Records provided >>
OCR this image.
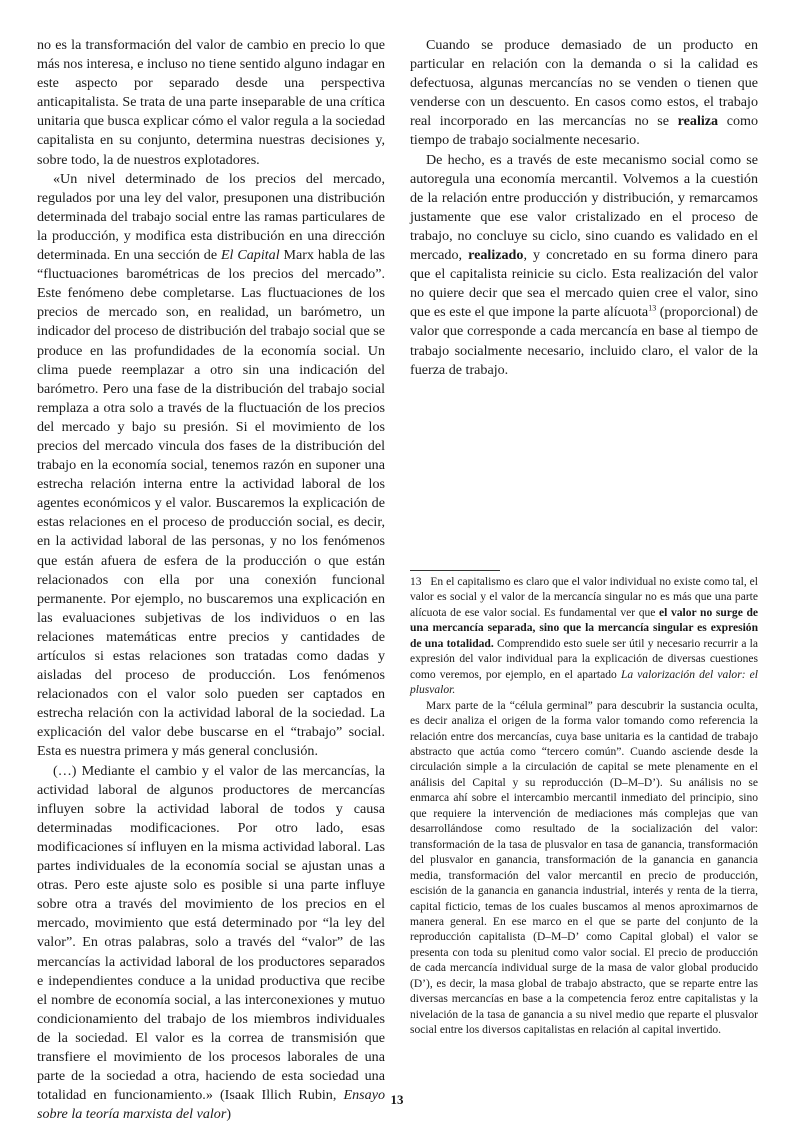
no es la transformación del valor de cambio en precio lo que más nos interesa, e incluso no tiene sentido alguno indagar en este aspecto por separado desde una perspectiva anticapitalista. Se trata de una parte inseparable de una crítica unitaria que busca explicar cómo el valor regula a la sociedad capitalista en su conjunto, determina nuestras decisiones y, sobre todo, la de nuestros explotadores.

«Un nivel determinado de los precios del mercado, regulados por una ley del valor, presuponen una distribución determinada del trabajo social entre las ramas particulares de la producción, y modifica esta distribución en una dirección determinada. En una sección de El Capital Marx habla de las “fluctuaciones barométricas de los precios del mercado”. Este fenómeno debe completarse. Las fluctuaciones de los precios de mercado son, en realidad, un barómetro, un indicador del proceso de distribución del trabajo social que se produce en las profundidades de la economía social. Un clima puede reemplazar a otro sin una indicación del barómetro. Pero una fase de la distribución del trabajo social remplaza a otra solo a través de la fluctuación de los precios del mercado y bajo su presión. Si el movimiento de los precios del mercado vincula dos fases de la distribución del trabajo en la economía social, tenemos razón en suponer una estrecha relación interna entre la actividad laboral de los agentes económicos y el valor. Buscaremos la explicación de estas relaciones en el proceso de producción social, es decir, en la actividad laboral de las personas, y no los fenómenos que están afuera de esfera de la producción o que están relacionados con ella por una conexión funcional permanente. Por ejemplo, no buscaremos una explicación en las evaluaciones subjetivas de los individuos o en las relaciones matemáticas entre precios y cantidades de artículos si estas relaciones son tratadas como dadas y aisladas del proceso de producción. Los fenómenos relacionados con el valor solo pueden ser captados en estrecha relación con la actividad laboral de la sociedad. La explicación del valor debe buscarse en el “trabajo” social. Esta es nuestra primera y más general conclusión.

(…) Mediante el cambio y el valor de las mercancías, la actividad laboral de algunos productores de mercancías influyen sobre la actividad laboral de todos y causa determinadas modificaciones. Por otro lado, esas modificaciones sí influyen en la misma actividad laboral. Las partes individuales de la economía social se ajustan unas a otras. Pero este ajuste solo es posible si una parte influye sobre otra a través del movimiento de los precios en el mercado, movimiento que está determinado por “la ley del valor”. En otras palabras, solo a través del “valor” de las mercancías la actividad laboral de los productores separados e independientes conduce a la unidad productiva que recibe el nombre de economía social, a las interconexiones y mutuo condicionamiento del trabajo de los miembros individuales de la sociedad. El valor es la correa de transmisión que transfiere el movimiento de los procesos laborales de una parte de la sociedad a otra, haciendo de esta sociedad una totalidad en funcionamiento.» (Isaak Illich Rubin, Ensayo sobre la teoría marxista del valor)

Cuando se produce demasiado de un producto en particular en relación con la demanda o si la calidad es defectuosa, algunas mercancías no se venden o tienen que venderse con un descuento. En casos como estos, el trabajo real incorporado en las mercancías no se realiza como tiempo de trabajo socialmente necesario.

De hecho, es a través de este mecanismo social como se autoregula una economía mercantil. Volvemos a la cuestión de la relación entre producción y distribución, y remarcamos justamente que ese valor cristalizado en el proceso de trabajo, no concluye su ciclo, sino cuando es validado en el mercado, realizado, y concretado en su forma dinero para que el capitalista reinicie su ciclo. Esta realización del valor no quiere decir que sea el mercado quien cree el valor, sino que es este el que impone la parte alícuota$^{13}$ (proporcional) de valor que corresponde a cada mercancía en base al tiempo de trabajo socialmente necesario, incluido claro, el valor de la fuerza de trabajo.

13 En el capitalismo es claro que el valor individual no existe como tal, el valor es social y el valor de la mercancía singular no es más que una parte alícuota de ese valor social. Es fundamental ver que el valor no surge de una mercancía separada, sino que la mercancía singular es expresión de una totalidad. Comprendido esto suele ser útil y necesario recurrir a la expresión del valor individual para la explicación de diversas cuestiones como veremos, por ejemplo, en el apartado La valorización del valor: el plusvalor.

Marx parte de la “célula germinal” para descubrir la sustancia oculta, es decir analiza el origen de la forma valor tomando como referencia la relación entre dos mercancías, cuya base unitaria es la cantidad de trabajo abstracto que actúa como “tercero común”. Cuando asciende desde la circulación simple a la circulación de capital se mete plenamente en el análisis del Capital y su reproducción (D–M–D’). Su análisis no se enmarca ahí sobre el intercambio mercantil inmediato del principio, sino que requiere la intervención de mediaciones más complejas que van desarrollándose como resultado de la socialización del valor: transformación de la tasa de plusvalor en tasa de ganancia, transformación del plusvalor en ganancia, transformación de la ganancia en ganancia media, transformación del valor mercantil en precio de producción, escisión de la ganancia en ganancia industrial, interés y renta de la tierra, capital ficticio, temas de los cuales buscamos al menos aproximarnos de manera general. En ese marco en el que se parte del conjunto de la reproducción capitalista (D–M–D’ como Capital global) el valor se presenta con toda su plenitud como valor social. El precio de producción de cada mercancía individual surge de la masa de valor global producido (D’), es decir, la masa global de trabajo abstracto, que se reparte entre las diversas mercancías en base a la competencia feroz entre capitalistas y la nivelación de la tasa de ganancia a su nivel medio que reparte el plusvalor social entre los diversos capitalistas en relación al capital invertido.

13
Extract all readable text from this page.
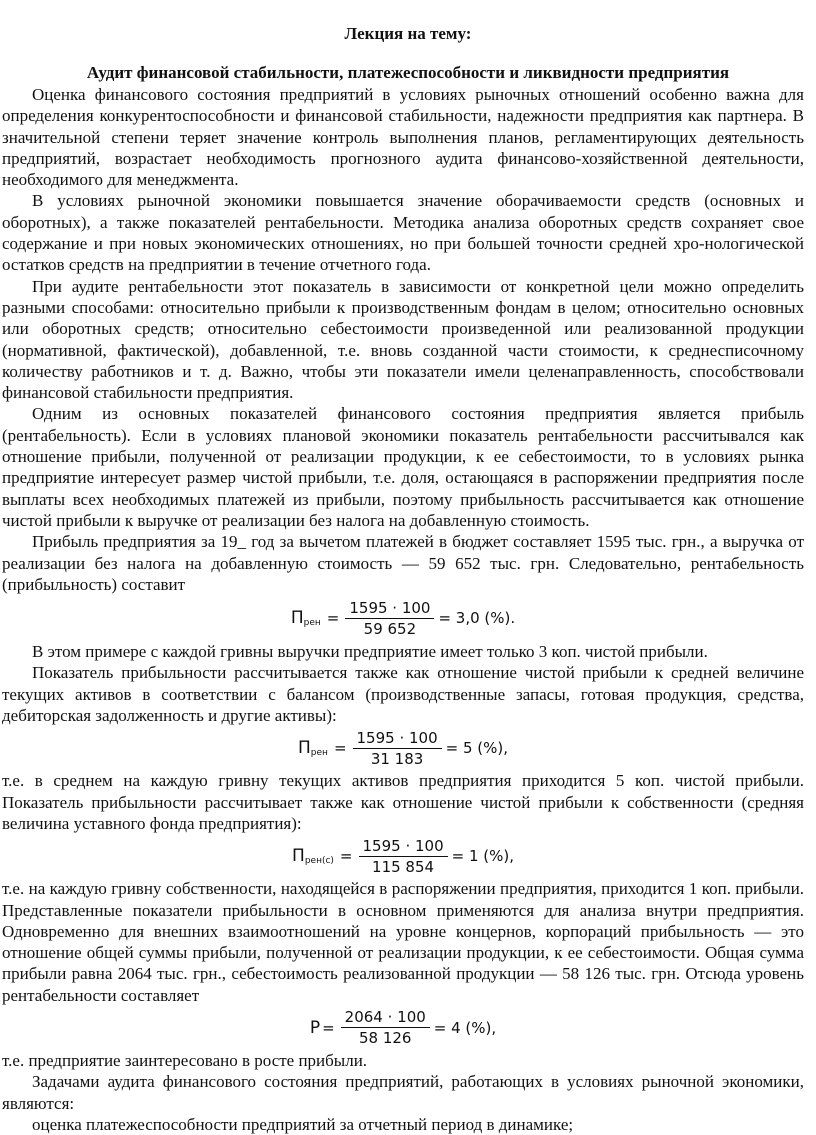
Лекция на тему:
Аудит финансовой стабильности, платежеспособности и ликвидности предприятия

Оценка финансового состояния предприятий в условиях рыночных отношений особенно важна для определения конкурентоспособности и финансовой стабильности, надежности предприятия как партнера. В значительной степени теряет значение контроль выполнения планов, регламентирующих деятельность предприятий, возрастает необходимость прогнозного аудита финансово-хозяйственной деятельности, необходимого для менеджмента.

В условиях рыночной экономики повышается значение оборачиваемости средств (основных и оборотных), а также показателей рентабельности. Методика анализа оборотных средств сохраняет свое содержание и при новых экономических отношениях, но при большей точности средней хро-нологической остатков средств на предприятии в течение отчетного года.

При аудите рентабельности этот показатель в зависимости от конкретной цели можно определить разными способами: относительно прибыли к производственным фондам в целом; относительно основных или оборотных средств; относительно себестоимости произведенной или реализованной продукции (нормативной, фактической), добавленной, т.е. вновь созданной части стоимости, к среднесписочному количеству работников и т. д. Важно, чтобы эти показатели имели целенаправленность, способствовали финансовой стабильности предприятия.

Одним из основных показателей финансового состояния предприятия является прибыль (рентабельность). Если в условиях плановой экономики показатель рентабельности рассчитывался как отношение прибыли, полученной от реализации продукции, к ее себестоимости, то в условиях рынка предприятие интересует размер чистой прибыли, т.е. доля, остающаяся в распоряжении предприятия после выплаты всех необходимых платежей из прибыли, поэтому прибыльность рассчитывается как отношение чистой прибыли к выручке от реализации без налога на добавленную стоимость.

Прибыль предприятия за 19_ год за вычетом платежей в бюджет составляет 1595 тыс. грн., а выручка от реализации без налога на добавленную стоимость — 59 652 тыс. грн. Следовательно, рентабельность (прибыльность) составит

П рен = $\frac{1595 \cdot 100}{59 652} = 3,0$ (%).

В этом примере с каждой гривны выручки предприятие имеет только 3 коп. чистой прибыли.

Показатель прибыльности рассчитывается также как отношение чистой прибыли к средней величине текущих активов в соответствии с балансом (производственные запасы, готовая продукция, средства, дебиторская задолженность и другие активы):

П рен = $\frac{1595 \cdot 100}{31 183} = 5$ (%),

т.е. в среднем на каждую гривну текущих активов предприятия приходится 5 коп. чистой прибыли. Показатель прибыльности рассчитывает также как отношение чистой прибыли к собственности (средняя величина уставного фонда предприятия):

П $рен(с) = \frac{1595 \cdot 100}{115 854} = 1$ (%),

т.е. на каждую гривну собственности, находящейся в распоряжении предприятия, приходится 1 коп. прибыли. Представленные показатели прибыльности в основном применяются для анализа внутри предприятия. Одновременно для внешних взаимоотношений на уровне концернов, корпораций прибыльность — это отношение общей суммы прибыли, полученной от реализации продукции, к ее себестоимости. Общая сумма прибыли равна 2064 тыс. грн., себестоимость реализованной продукции — 58 126 тыс. грн. Отсюда уровень рентабельности составляет

$Р = \frac{2064 \cdot 100}{58 126} = 4$ (%),

т.е. предприятие заинтересовано в росте прибыли.

Задачами аудита финансового состояния предприятий, работающих в условиях рыночной экономики, являются:

оценка платежеспособности предприятий за отчетный период в динамике;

Given problem >> Find the lines holding "cdot" and list every one.

Completed task >>
П рен = $\frac{1595 \cdot 100}{59 652} = 3,0$ (%).
П рен = $\frac{1595 \cdot 100}{31 183} = 5$ (%),
П $рен(с) = \frac{1595 \cdot 100}{115 854} = 1$ (%),
$Р = \frac{2064 \cdot 100}{58 126} = 4$ (%),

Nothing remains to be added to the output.